Identify all lines in the listing that include the word "RESONATOR", and copy them out.

+++

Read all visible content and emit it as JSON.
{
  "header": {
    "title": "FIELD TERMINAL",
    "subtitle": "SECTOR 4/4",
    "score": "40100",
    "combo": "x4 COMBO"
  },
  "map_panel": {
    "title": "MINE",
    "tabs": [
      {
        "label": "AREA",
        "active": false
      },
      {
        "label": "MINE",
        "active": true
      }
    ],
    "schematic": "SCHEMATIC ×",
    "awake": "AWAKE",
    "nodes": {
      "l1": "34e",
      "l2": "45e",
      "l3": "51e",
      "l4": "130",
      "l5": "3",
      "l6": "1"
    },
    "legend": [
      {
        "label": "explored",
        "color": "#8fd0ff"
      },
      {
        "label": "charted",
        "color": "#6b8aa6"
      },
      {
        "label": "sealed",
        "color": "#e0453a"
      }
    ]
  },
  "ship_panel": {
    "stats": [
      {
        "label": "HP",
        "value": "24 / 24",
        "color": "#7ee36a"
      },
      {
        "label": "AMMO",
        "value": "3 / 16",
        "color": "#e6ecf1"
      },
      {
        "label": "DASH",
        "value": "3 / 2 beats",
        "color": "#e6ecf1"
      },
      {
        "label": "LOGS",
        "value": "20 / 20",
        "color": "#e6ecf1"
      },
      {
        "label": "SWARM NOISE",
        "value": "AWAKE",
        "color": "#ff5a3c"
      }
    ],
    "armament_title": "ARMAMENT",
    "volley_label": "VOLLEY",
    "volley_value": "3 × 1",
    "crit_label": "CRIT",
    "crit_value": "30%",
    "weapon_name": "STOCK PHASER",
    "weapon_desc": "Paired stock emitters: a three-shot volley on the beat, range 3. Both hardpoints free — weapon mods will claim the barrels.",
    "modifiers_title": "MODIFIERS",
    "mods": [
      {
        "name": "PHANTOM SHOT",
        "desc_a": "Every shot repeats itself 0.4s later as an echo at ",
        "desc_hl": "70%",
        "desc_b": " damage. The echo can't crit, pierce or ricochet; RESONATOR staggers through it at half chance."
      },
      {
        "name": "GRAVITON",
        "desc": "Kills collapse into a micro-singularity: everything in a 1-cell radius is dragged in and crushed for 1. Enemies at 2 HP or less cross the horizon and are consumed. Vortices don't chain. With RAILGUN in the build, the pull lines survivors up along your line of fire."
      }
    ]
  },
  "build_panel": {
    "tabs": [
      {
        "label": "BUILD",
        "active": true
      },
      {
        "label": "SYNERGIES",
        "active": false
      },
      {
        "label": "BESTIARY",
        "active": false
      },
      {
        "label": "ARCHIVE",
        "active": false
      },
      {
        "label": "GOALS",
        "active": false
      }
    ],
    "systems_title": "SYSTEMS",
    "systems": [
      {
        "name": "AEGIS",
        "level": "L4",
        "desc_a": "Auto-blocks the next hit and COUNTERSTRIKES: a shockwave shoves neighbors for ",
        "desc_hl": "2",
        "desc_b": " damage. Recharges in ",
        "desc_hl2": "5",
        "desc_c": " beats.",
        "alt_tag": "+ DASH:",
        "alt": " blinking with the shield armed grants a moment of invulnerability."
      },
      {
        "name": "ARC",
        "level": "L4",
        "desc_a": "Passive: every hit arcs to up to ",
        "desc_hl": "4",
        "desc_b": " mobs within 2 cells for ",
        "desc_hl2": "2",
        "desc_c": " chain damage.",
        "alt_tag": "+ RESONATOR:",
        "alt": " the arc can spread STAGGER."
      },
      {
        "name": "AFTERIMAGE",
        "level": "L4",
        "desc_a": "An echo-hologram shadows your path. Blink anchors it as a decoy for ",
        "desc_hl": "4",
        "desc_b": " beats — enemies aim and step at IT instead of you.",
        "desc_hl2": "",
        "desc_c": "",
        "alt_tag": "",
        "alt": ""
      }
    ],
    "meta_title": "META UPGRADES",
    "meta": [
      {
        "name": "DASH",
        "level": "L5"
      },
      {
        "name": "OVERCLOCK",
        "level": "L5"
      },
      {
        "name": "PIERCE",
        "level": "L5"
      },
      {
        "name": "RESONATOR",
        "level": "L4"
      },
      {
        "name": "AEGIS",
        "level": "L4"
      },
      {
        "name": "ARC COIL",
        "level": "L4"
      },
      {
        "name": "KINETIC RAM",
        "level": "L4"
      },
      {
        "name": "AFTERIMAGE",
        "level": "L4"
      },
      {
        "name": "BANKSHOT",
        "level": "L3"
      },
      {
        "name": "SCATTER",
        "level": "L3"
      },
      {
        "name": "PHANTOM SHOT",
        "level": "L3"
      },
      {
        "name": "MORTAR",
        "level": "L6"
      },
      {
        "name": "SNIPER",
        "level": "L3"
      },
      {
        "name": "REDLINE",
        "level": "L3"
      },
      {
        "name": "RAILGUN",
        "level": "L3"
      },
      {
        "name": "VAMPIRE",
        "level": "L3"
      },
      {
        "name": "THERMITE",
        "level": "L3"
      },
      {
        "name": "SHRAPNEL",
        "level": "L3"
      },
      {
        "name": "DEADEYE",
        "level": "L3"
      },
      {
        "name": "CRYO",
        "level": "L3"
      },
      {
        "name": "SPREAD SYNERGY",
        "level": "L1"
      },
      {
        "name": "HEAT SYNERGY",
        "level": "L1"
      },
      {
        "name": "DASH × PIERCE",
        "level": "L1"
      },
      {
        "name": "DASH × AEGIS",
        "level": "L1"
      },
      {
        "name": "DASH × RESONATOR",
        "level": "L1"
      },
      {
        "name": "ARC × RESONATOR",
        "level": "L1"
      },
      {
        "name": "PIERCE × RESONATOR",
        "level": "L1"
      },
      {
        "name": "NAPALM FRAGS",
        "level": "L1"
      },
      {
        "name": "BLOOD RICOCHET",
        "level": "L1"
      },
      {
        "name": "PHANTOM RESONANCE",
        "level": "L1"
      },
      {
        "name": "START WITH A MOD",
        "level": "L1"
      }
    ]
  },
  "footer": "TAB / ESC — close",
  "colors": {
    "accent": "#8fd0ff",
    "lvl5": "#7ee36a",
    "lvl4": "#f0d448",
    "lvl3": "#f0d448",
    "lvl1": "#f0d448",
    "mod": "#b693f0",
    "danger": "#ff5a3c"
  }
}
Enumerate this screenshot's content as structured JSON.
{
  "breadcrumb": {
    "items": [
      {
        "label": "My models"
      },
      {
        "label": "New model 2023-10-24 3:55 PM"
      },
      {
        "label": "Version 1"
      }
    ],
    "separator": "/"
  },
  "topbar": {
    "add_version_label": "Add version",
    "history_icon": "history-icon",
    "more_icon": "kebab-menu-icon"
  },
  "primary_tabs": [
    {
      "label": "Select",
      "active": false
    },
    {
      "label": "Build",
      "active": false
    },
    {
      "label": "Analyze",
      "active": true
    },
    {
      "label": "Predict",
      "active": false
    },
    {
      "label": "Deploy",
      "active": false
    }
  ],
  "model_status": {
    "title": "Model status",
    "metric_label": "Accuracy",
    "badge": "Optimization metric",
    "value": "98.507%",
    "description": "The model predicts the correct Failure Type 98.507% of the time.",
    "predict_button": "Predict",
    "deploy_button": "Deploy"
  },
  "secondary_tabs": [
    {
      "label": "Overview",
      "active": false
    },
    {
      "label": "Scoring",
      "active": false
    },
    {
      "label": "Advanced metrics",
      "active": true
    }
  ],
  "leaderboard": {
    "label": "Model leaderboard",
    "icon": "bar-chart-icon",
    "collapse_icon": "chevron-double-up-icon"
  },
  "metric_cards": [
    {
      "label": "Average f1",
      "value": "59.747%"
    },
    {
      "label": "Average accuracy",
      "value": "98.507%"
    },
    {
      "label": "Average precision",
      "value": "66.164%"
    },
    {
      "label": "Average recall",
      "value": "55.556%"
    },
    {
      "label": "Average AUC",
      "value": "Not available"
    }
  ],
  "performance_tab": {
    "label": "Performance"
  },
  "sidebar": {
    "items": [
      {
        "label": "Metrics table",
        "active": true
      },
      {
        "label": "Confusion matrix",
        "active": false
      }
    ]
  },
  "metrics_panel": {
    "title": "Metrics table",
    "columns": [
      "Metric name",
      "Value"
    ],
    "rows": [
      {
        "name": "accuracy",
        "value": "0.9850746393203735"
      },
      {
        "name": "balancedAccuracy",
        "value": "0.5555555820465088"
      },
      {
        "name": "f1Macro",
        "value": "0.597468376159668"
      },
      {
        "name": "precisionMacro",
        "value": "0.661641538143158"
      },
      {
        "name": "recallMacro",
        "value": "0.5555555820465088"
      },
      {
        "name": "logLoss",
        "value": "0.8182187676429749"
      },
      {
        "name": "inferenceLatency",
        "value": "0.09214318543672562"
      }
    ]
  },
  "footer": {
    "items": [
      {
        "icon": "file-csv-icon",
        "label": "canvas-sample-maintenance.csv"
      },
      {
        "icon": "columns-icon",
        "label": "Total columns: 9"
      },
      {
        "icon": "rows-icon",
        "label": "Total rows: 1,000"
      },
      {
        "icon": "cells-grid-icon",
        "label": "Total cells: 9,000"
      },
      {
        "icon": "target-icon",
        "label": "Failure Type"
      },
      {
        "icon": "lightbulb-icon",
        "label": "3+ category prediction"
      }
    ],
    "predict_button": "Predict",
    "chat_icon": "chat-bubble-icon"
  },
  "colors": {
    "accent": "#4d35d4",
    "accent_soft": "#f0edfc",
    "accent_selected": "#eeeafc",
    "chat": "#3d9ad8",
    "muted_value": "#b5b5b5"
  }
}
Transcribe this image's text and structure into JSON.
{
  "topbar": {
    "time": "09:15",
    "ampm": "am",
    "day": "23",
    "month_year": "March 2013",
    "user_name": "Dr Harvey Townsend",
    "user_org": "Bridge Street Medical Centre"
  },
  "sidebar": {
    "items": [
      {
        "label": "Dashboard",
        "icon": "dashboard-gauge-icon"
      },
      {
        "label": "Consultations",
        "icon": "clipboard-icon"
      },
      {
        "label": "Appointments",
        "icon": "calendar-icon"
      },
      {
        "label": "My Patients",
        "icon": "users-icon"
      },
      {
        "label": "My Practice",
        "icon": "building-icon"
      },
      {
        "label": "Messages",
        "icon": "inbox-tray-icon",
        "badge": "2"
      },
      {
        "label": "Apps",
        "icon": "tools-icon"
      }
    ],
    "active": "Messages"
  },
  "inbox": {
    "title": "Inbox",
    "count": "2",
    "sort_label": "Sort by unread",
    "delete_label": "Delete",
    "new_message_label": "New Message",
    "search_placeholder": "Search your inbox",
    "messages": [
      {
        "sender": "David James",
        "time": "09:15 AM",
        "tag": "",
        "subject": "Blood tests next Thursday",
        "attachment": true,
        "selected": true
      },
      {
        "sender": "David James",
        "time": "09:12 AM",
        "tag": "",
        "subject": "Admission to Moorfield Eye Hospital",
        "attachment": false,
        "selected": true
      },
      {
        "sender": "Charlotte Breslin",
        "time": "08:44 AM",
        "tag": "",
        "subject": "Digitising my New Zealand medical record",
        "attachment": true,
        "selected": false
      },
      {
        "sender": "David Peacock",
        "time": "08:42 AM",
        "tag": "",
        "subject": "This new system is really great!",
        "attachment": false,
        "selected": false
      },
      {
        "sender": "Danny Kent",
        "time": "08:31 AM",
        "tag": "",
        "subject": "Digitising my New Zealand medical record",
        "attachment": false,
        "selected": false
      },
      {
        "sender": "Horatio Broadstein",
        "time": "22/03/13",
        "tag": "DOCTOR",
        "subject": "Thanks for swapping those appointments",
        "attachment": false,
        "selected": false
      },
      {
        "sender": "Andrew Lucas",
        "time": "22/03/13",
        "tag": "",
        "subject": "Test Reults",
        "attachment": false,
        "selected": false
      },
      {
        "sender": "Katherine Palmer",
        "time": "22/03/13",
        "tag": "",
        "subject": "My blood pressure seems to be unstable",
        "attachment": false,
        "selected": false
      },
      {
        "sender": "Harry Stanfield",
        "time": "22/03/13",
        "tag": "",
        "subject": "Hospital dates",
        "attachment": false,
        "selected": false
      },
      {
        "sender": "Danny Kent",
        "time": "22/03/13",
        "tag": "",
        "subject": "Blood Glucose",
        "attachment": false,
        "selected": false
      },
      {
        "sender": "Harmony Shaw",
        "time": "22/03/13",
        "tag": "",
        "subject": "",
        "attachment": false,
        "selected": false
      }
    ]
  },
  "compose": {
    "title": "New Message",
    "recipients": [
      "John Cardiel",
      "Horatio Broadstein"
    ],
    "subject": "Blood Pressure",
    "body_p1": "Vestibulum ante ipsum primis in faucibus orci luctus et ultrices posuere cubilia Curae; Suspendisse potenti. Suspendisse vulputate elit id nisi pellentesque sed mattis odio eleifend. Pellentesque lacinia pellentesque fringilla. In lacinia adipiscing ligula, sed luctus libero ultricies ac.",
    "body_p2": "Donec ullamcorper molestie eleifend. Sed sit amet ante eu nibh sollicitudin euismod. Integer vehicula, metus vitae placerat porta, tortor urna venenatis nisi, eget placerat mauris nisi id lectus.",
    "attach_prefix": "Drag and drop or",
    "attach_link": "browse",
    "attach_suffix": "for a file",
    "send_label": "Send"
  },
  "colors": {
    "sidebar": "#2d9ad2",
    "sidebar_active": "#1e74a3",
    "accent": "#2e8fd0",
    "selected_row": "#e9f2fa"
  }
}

+++

__Solution to this exercise__
        "desc_b": " damage. The echo can't crit, pierce or ricochet; RESONATOR staggers through it at half chance."
        "alt_tag": "+ RESONATOR:",
        "name": "RESONATOR",
        "name": "DASH × RESONATOR",
        "name": "ARC × RESONATOR",
        "name": "PIERCE × RESONATOR",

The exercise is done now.